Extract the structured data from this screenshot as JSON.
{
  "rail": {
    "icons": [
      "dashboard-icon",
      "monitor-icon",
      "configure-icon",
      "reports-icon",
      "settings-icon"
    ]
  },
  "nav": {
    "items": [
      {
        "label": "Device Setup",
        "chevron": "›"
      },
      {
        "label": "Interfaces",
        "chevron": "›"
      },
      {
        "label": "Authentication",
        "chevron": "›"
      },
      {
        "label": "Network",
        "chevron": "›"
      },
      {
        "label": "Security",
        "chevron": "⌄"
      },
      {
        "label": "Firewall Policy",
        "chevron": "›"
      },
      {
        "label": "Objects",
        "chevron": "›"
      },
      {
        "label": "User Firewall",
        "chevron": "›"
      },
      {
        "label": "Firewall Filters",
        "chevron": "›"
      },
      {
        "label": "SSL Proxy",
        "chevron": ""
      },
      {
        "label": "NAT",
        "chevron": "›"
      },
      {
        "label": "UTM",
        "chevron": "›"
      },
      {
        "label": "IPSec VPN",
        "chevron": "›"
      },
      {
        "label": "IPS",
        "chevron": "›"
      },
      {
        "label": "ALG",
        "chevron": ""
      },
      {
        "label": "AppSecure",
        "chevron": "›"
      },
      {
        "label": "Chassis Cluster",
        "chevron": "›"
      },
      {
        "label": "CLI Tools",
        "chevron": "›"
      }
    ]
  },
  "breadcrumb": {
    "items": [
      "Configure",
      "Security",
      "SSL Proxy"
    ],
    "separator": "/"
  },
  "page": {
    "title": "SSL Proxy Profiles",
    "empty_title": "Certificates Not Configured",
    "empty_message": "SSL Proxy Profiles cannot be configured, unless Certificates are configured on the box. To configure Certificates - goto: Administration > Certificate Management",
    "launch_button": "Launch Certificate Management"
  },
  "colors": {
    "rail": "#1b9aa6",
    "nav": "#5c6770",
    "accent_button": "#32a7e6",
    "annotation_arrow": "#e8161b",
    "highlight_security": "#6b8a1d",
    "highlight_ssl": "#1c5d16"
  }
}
--
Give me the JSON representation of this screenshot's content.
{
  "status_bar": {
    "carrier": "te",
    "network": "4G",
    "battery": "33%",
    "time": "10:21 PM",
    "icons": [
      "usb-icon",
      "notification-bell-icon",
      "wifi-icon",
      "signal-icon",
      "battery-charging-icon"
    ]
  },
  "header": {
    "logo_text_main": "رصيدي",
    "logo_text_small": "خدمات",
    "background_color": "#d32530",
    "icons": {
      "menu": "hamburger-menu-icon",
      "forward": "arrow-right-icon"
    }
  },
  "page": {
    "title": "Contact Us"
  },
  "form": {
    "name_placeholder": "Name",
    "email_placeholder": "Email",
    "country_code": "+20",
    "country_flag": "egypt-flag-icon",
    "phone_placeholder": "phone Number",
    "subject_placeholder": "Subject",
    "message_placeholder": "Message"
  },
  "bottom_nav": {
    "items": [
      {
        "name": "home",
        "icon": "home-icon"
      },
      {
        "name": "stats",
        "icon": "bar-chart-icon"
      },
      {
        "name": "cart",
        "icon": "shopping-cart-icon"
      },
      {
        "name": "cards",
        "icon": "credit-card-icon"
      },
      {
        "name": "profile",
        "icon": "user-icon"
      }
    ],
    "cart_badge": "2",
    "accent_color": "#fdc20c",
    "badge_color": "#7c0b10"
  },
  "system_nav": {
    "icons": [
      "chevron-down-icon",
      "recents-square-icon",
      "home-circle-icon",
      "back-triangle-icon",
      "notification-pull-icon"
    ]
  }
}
--
### SET PROBLEM
Pull out each line containing the word "notification" and copy it.

### SOLUTION BELOW
      "notification-bell-icon",
      "notification-pull-icon"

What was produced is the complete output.